[RECORDS SUPPLIED]
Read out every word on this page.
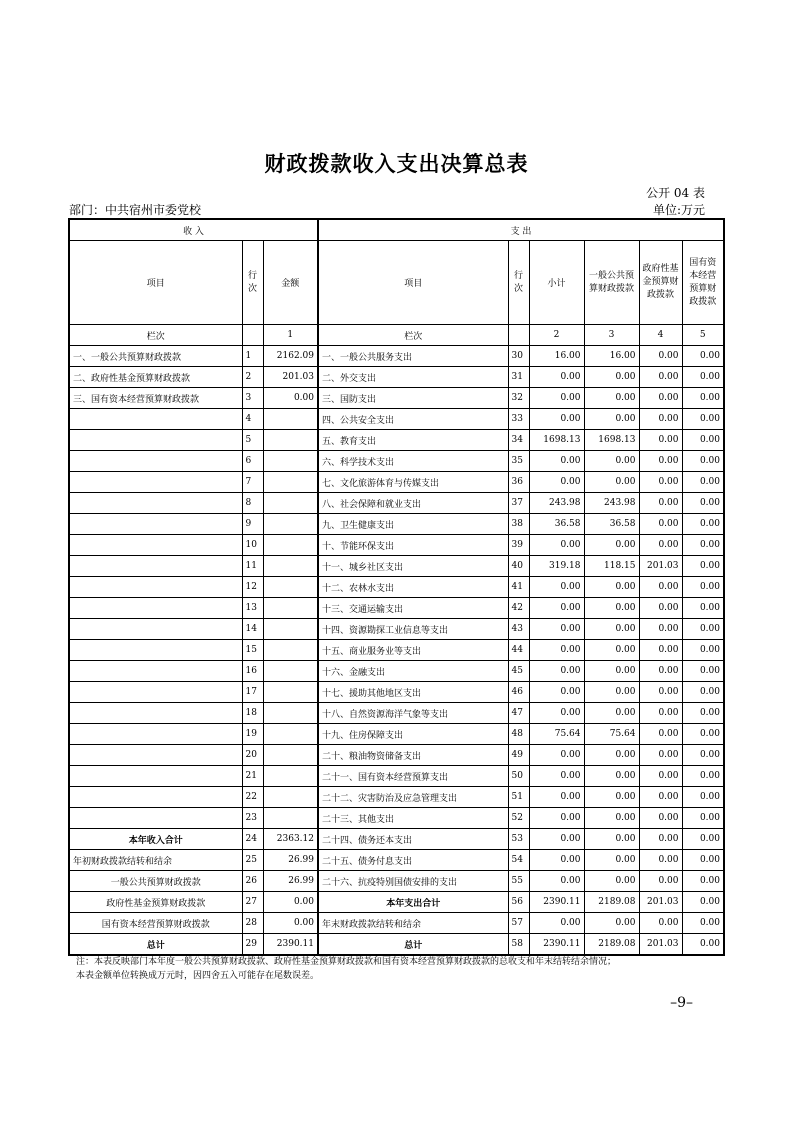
财政拨款收入支出决算总表
公开 04 表
部门：中共宿州市委党校	单位:万元
收 入			支 出					
项目	行次	金额	项目	行次	小计	一般公共预算财政拨款	政府性基金预算财政拨款	国有资本经营预算财政拨款
栏次		1	栏次		2	3	4	5
一、一般公共预算财政拨款	1	2162.09	一、一般公共服务支出	30	16.00	16.00	0.00	0.00
二、政府性基金预算财政拨款	2	201.03	二、外交支出	31	0.00	0.00	0.00	0.00
三、国有资本经营预算财政拨款	3	0.00	三、国防支出	32	0.00	0.00	0.00	0.00
	4		四、公共安全支出	33	0.00	0.00	0.00	0.00
	5		五、教育支出	34	1698.13	1698.13	0.00	0.00
	6		六、科学技术支出	35	0.00	0.00	0.00	0.00
	7		七、文化旅游体育与传媒支出	36	0.00	0.00	0.00	0.00
	8		八、社会保障和就业支出	37	243.98	243.98	0.00	0.00
	9		九、卫生健康支出	38	36.58	36.58	0.00	0.00
	10		十、节能环保支出	39	0.00	0.00	0.00	0.00
	11		十一、城乡社区支出	40	319.18	118.15	201.03	0.00
	12		十二、农林水支出	41	0.00	0.00	0.00	0.00
	13		十三、交通运输支出	42	0.00	0.00	0.00	0.00
	14		十四、资源勘探工业信息等支出	43	0.00	0.00	0.00	0.00
	15		十五、商业服务业等支出	44	0.00	0.00	0.00	0.00
	16		十六、金融支出	45	0.00	0.00	0.00	0.00
	17		十七、援助其他地区支出	46	0.00	0.00	0.00	0.00
	18		十八、自然资源海洋气象等支出	47	0.00	0.00	0.00	0.00
	19		十九、住房保障支出	48	75.64	75.64	0.00	0.00
	20		二十、粮油物资储备支出	49	0.00	0.00	0.00	0.00
	21		二十一、国有资本经营预算支出	50	0.00	0.00	0.00	0.00
	22		二十二、灾害防治及应急管理支出	51	0.00	0.00	0.00	0.00
	23		二十三、其他支出	52	0.00	0.00	0.00	0.00
本年收入合计	24	2363.12	二十四、债务还本支出	53	0.00	0.00	0.00	0.00
年初财政拨款结转和结余	25	26.99	二十五、债务付息支出	54	0.00	0.00	0.00	0.00
一般公共预算财政拨款	26	26.99	二十六、抗疫特别国债安排的支出	55	0.00	0.00	0.00	0.00
政府性基金预算财政拨款	27	0.00	本年支出合计	56	2390.11	2189.08	201.03	0.00
国有资本经营预算财政拨款	28	0.00	年末财政拨款结转和结余	57	0.00	0.00	0.00	0.00
总计	29	2390.11	总计	58	2390.11	2189.08	201.03	0.00
注：本表反映部门本年度一般公共预算财政拨款、政府性基金预算财政拨款和国有资本经营预算财政拨款的总收支和年末结转结余情况；
本表金额单位转换成万元时，因四舍五入可能存在尾数误差。
–9–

[WHAT YOU SHOULD DO] The records above must be echoed exactly, minus their pictures.

[WRITTEN ANSWER]
Read out every word on this page.
财政拨款收入支出决算总表
公开 04 表
部门：中共宿州市委党校	单位:万元
收 入			支 出					
项目	行次	金额	项目	行次	小计	一般公共预算财政拨款	政府性基金预算财政拨款	国有资本经营预算财政拨款
栏次		1	栏次		2	3	4	5
一、一般公共预算财政拨款	1	2162.09	一、一般公共服务支出	30	16.00	16.00	0.00	0.00
二、政府性基金预算财政拨款	2	201.03	二、外交支出	31	0.00	0.00	0.00	0.00
三、国有资本经营预算财政拨款	3	0.00	三、国防支出	32	0.00	0.00	0.00	0.00
	4		四、公共安全支出	33	0.00	0.00	0.00	0.00
	5		五、教育支出	34	1698.13	1698.13	0.00	0.00
	6		六、科学技术支出	35	0.00	0.00	0.00	0.00
	7		七、文化旅游体育与传媒支出	36	0.00	0.00	0.00	0.00
	8		八、社会保障和就业支出	37	243.98	243.98	0.00	0.00
	9		九、卫生健康支出	38	36.58	36.58	0.00	0.00
	10		十、节能环保支出	39	0.00	0.00	0.00	0.00
	11		十一、城乡社区支出	40	319.18	118.15	201.03	0.00
	12		十二、农林水支出	41	0.00	0.00	0.00	0.00
	13		十三、交通运输支出	42	0.00	0.00	0.00	0.00
	14		十四、资源勘探工业信息等支出	43	0.00	0.00	0.00	0.00
	15		十五、商业服务业等支出	44	0.00	0.00	0.00	0.00
	16		十六、金融支出	45	0.00	0.00	0.00	0.00
	17		十七、援助其他地区支出	46	0.00	0.00	0.00	0.00
	18		十八、自然资源海洋气象等支出	47	0.00	0.00	0.00	0.00
	19		十九、住房保障支出	48	75.64	75.64	0.00	0.00
	20		二十、粮油物资储备支出	49	0.00	0.00	0.00	0.00
	21		二十一、国有资本经营预算支出	50	0.00	0.00	0.00	0.00
	22		二十二、灾害防治及应急管理支出	51	0.00	0.00	0.00	0.00
	23		二十三、其他支出	52	0.00	0.00	0.00	0.00
本年收入合计	24	2363.12	二十四、债务还本支出	53	0.00	0.00	0.00	0.00
年初财政拨款结转和结余	25	26.99	二十五、债务付息支出	54	0.00	0.00	0.00	0.00
一般公共预算财政拨款	26	26.99	二十六、抗疫特别国债安排的支出	55	0.00	0.00	0.00	0.00
政府性基金预算财政拨款	27	0.00	本年支出合计	56	2390.11	2189.08	201.03	0.00
国有资本经营预算财政拨款	28	0.00	年末财政拨款结转和结余	57	0.00	0.00	0.00	0.00
总计	29	2390.11	总计	58	2390.11	2189.08	201.03	0.00
注：本表反映部门本年度一般公共预算财政拨款、政府性基金预算财政拨款和国有资本经营预算财政拨款的总收支和年末结转结余情况；
本表金额单位转换成万元时，因四舍五入可能存在尾数误差。
–9–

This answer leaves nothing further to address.